"""

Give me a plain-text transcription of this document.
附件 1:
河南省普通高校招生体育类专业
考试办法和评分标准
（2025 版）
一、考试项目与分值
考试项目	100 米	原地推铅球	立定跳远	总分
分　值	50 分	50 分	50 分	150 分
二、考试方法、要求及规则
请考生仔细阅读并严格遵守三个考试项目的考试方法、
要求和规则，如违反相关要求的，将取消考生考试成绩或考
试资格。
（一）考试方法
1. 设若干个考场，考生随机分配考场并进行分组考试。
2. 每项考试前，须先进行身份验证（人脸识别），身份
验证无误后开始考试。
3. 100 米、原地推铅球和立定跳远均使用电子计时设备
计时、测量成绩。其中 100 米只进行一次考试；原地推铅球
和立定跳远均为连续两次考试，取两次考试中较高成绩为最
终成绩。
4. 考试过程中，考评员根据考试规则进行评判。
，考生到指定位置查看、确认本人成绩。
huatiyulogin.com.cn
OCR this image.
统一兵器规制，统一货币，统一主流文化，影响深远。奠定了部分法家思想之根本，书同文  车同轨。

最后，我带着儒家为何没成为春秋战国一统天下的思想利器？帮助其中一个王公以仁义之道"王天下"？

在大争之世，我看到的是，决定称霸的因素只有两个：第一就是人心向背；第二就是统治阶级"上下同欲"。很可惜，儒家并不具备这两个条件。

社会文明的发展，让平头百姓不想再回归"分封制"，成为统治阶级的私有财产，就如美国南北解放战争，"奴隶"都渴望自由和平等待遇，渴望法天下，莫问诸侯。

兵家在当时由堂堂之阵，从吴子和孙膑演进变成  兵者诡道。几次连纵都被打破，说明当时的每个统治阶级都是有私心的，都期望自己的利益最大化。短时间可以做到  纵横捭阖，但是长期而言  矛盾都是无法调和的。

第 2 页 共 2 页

"""

Which lines contain the word "this"? Copy each one.

### Task answer
Give me a plain-text transcription of this document.
OCR this image.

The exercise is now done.